* _Task_: Turn every line of the records below into a row of a Markdown table with two columns, "Row" and "Line", numbering the rows in order and skipping blank lines.

* _Data for the task_:
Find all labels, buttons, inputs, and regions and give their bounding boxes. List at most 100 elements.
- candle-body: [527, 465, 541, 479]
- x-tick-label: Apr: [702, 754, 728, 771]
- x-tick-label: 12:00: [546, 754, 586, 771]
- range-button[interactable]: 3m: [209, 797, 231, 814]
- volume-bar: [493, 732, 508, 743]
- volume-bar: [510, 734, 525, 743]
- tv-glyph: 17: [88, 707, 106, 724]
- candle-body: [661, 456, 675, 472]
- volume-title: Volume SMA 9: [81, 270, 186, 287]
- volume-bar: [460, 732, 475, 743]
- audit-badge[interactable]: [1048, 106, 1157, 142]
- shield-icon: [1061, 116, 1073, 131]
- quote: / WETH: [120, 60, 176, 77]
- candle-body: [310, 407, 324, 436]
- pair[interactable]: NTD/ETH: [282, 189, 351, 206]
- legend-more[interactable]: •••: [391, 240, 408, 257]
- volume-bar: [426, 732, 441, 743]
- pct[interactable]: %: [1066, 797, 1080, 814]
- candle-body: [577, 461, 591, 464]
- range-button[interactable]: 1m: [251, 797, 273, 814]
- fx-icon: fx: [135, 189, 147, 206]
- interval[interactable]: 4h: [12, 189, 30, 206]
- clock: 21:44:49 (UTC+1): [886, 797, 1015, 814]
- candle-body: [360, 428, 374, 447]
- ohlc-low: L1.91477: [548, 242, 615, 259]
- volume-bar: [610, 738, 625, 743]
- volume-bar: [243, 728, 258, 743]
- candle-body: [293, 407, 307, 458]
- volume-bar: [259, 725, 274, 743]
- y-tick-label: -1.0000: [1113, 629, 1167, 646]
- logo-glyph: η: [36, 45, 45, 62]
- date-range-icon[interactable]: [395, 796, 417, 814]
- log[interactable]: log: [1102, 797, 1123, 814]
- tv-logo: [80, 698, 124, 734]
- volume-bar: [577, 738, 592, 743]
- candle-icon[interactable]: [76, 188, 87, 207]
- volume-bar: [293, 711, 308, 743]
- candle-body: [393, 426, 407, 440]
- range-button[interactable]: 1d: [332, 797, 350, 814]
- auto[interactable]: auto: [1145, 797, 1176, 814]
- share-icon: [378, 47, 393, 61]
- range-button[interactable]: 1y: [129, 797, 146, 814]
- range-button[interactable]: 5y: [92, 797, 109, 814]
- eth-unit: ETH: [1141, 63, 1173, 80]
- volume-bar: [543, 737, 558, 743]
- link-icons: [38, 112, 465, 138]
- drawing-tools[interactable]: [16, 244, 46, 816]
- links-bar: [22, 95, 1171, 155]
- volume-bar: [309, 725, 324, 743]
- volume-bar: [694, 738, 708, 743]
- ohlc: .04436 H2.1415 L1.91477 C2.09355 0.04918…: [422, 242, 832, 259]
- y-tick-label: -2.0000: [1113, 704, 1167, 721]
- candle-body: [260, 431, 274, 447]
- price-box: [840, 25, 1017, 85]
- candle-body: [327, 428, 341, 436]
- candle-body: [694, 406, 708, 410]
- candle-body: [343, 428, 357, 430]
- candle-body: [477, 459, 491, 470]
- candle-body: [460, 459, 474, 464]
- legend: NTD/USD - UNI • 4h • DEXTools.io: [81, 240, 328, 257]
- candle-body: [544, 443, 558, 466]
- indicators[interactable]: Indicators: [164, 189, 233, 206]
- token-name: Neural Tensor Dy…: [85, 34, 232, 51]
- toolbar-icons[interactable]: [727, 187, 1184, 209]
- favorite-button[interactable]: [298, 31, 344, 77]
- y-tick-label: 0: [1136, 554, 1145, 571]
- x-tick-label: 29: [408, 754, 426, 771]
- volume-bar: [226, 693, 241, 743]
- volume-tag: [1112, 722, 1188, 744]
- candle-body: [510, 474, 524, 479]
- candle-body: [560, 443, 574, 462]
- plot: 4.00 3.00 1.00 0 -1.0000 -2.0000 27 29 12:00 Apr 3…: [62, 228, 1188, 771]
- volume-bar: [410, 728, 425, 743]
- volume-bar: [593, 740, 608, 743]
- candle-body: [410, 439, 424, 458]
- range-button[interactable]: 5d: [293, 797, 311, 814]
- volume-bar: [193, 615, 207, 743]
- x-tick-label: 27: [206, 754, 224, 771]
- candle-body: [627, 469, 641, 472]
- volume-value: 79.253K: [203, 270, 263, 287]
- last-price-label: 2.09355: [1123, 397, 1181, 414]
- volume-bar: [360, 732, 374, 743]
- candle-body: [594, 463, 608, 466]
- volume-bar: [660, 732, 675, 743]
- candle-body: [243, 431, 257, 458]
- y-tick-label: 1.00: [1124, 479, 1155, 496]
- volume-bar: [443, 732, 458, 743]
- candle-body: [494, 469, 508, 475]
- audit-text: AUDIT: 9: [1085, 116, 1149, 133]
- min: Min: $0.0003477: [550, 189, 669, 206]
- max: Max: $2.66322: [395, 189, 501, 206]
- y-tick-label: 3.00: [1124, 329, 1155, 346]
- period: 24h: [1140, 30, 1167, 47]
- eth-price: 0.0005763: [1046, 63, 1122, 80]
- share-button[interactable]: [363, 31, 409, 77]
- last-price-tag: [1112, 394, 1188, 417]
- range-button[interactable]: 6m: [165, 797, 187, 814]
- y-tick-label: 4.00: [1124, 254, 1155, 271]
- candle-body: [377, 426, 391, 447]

* _Correct response_:
| Row | Line |
|---|---|
| 1 | Find all labels, buttons, inputs, and regions and give their bounding boxes. List at most 100 elements. |
| 2 | - candle-body: [527, 465, 541, 479] |
| 3 | - x-tick-label: Apr: [702, 754, 728, 771] |
| 4 | - x-tick-label: 12:00: [546, 754, 586, 771] |
| 5 | - range-button[interactable]: 3m: [209, 797, 231, 814] |
| 6 | - volume-bar: [493, 732, 508, 743] |
| 7 | - volume-bar: [510, 734, 525, 743] |
| 8 | - tv-glyph: 17: [88, 707, 106, 724] |
| 9 | - candle-body: [661, 456, 675, 472] |
| 10 | - volume-title: Volume SMA 9: [81, 270, 186, 287] |
| 11 | - volume-bar: [460, 732, 475, 743] |
| 12 | - audit-badge[interactable]: [1048, 106, 1157, 142] |
| 13 | - shield-icon: [1061, 116, 1073, 131] |
| 14 | - quote: / WETH: [120, 60, 176, 77] |
| 15 | - candle-body: [310, 407, 324, 436] |
| 16 | - pair[interactable]: NTD/ETH: [282, 189, 351, 206] |
| 17 | - legend-more[interactable]: •••: [391, 240, 408, 257] |
| 18 | - volume-bar: [426, 732, 441, 743] |
| 19 | - pct[interactable]: %: [1066, 797, 1080, 814] |
| 20 | - candle-body: [577, 461, 591, 464] |
| 21 | - range-button[interactable]: 1m: [251, 797, 273, 814] |
| 22 | - fx-icon: fx: [135, 189, 147, 206] |
| 23 | - interval[interactable]: 4h: [12, 189, 30, 206] |
| 24 | - clock: 21:44:49 (UTC+1): [886, 797, 1015, 814] |
| 25 | - candle-body: [360, 428, 374, 447] |
| 26 | - ohlc-low: L1.91477: [548, 242, 615, 259] |
| 27 | - volume-bar: [610, 738, 625, 743] |
| 28 | - volume-bar: [243, 728, 258, 743] |
| 29 | - candle-body: [293, 407, 307, 458] |
| 30 | - volume-bar: [259, 725, 274, 743] |
| 31 | - y-tick-label: -1.0000: [1113, 629, 1167, 646] |
| 32 | - logo-glyph: η: [36, 45, 45, 62] |
| 33 | - date-range-icon[interactable]: [395, 796, 417, 814] |
| 34 | - log[interactable]: log: [1102, 797, 1123, 814] |
| 35 | - tv-logo: [80, 698, 124, 734] |
| 36 | - volume-bar: [577, 738, 592, 743] |
| 37 | - candle-icon[interactable]: [76, 188, 87, 207] |
| 38 | - volume-bar: [293, 711, 308, 743] |
| 39 | - candle-body: [393, 426, 407, 440] |
| 40 | - range-button[interactable]: 1d: [332, 797, 350, 814] |
| 41 | - auto[interactable]: auto: [1145, 797, 1176, 814] |
| 42 | - share-icon: [378, 47, 393, 61] |
| 43 | - range-button[interactable]: 1y: [129, 797, 146, 814] |
| 44 | - range-button[interactable]: 5y: [92, 797, 109, 814] |
| 45 | - eth-unit: ETH: [1141, 63, 1173, 80] |
| 46 | - volume-bar: [543, 737, 558, 743] |
| 47 | - link-icons: [38, 112, 465, 138] |
| 48 | - drawing-tools[interactable]: [16, 244, 46, 816] |
| 49 | - links-bar: [22, 95, 1171, 155] |
| 50 | - volume-bar: [309, 725, 324, 743] |
| 51 | - volume-bar: [694, 738, 708, 743] |
| 52 | - ohlc: .04436 H2.1415 L1.91477 C2.09355 0.04918…: [422, 242, 832, 259] |
| 53 | - y-tick-label: -2.0000: [1113, 704, 1167, 721] |
| 54 | - candle-body: [260, 431, 274, 447] |
| 55 | - price-box: [840, 25, 1017, 85] |
| 56 | - candle-body: [327, 428, 341, 436] |
| 57 | - candle-body: [694, 406, 708, 410] |
| 58 | - candle-body: [343, 428, 357, 430] |
| 59 | - candle-body: [477, 459, 491, 470] |
| 60 | - candle-body: [460, 459, 474, 464] |
| 61 | - legend: NTD/USD - UNI • 4h • DEXTools.io: [81, 240, 328, 257] |
| 62 | - candle-body: [544, 443, 558, 466] |
| 63 | - indicators[interactable]: Indicators: [164, 189, 233, 206] |
| 64 | - token-name: Neural Tensor Dy…: [85, 34, 232, 51] |
| 65 | - toolbar-icons[interactable]: [727, 187, 1184, 209] |
| 66 | - favorite-button[interactable]: [298, 31, 344, 77] |
| 67 | - y-tick-label: 0: [1136, 554, 1145, 571] |
| 68 | - x-tick-label: 29: [408, 754, 426, 771] |
| 69 | - volume-bar: [226, 693, 241, 743] |
| 70 | - volume-tag: [1112, 722, 1188, 744] |
| 71 | - candle-body: [510, 474, 524, 479] |
| 72 | - candle-body: [560, 443, 574, 462] |
| 73 | - plot: 4.00 3.00 1.00 0 -1.0000 -2.0000 27 29 12:00 Apr 3…: [62, 228, 1188, 771] |
| 74 | - volume-bar: [410, 728, 425, 743] |
| 75 | - volume-bar: [593, 740, 608, 743] |
| 76 | - candle-body: [410, 439, 424, 458] |
| 77 | - range-button[interactable]: 5d: [293, 797, 311, 814] |
| 78 | - volume-bar: [193, 615, 207, 743] |
| 79 | - x-tick-label: 27: [206, 754, 224, 771] |
| 80 | - candle-body: [627, 469, 641, 472] |
| 81 | - volume-value: 79.253K: [203, 270, 263, 287] |
| 82 | - last-price-label: 2.09355: [1123, 397, 1181, 414] |
| 83 | - volume-bar: [360, 732, 374, 743] |
| 84 | - candle-body: [594, 463, 608, 466] |
| 85 | - volume-bar: [660, 732, 675, 743] |
| 86 | - candle-body: [243, 431, 257, 458] |
| 87 | - y-tick-label: 1.00: [1124, 479, 1155, 496] |
| 88 | - volume-bar: [443, 732, 458, 743] |
| 89 | - candle-body: [494, 469, 508, 475] |
| 90 | - audit-text: AUDIT: 9: [1085, 116, 1149, 133] |
| 91 | - min: Min: $0.0003477: [550, 189, 669, 206] |
| 92 | - max: Max: $2.66322: [395, 189, 501, 206] |
| 93 | - y-tick-label: 3.00: [1124, 329, 1155, 346] |
| 94 | - period: 24h: [1140, 30, 1167, 47] |
| 95 | - eth-price: 0.0005763: [1046, 63, 1122, 80] |
| 96 | - share-button[interactable]: [363, 31, 409, 77] |
| 97 | - last-price-tag: [1112, 394, 1188, 417] |
| 98 | - range-button[interactable]: 6m: [165, 797, 187, 814] |
| 99 | - y-tick-label: 4.00: [1124, 254, 1155, 271] |
| 100 | - candle-body: [377, 426, 391, 447] |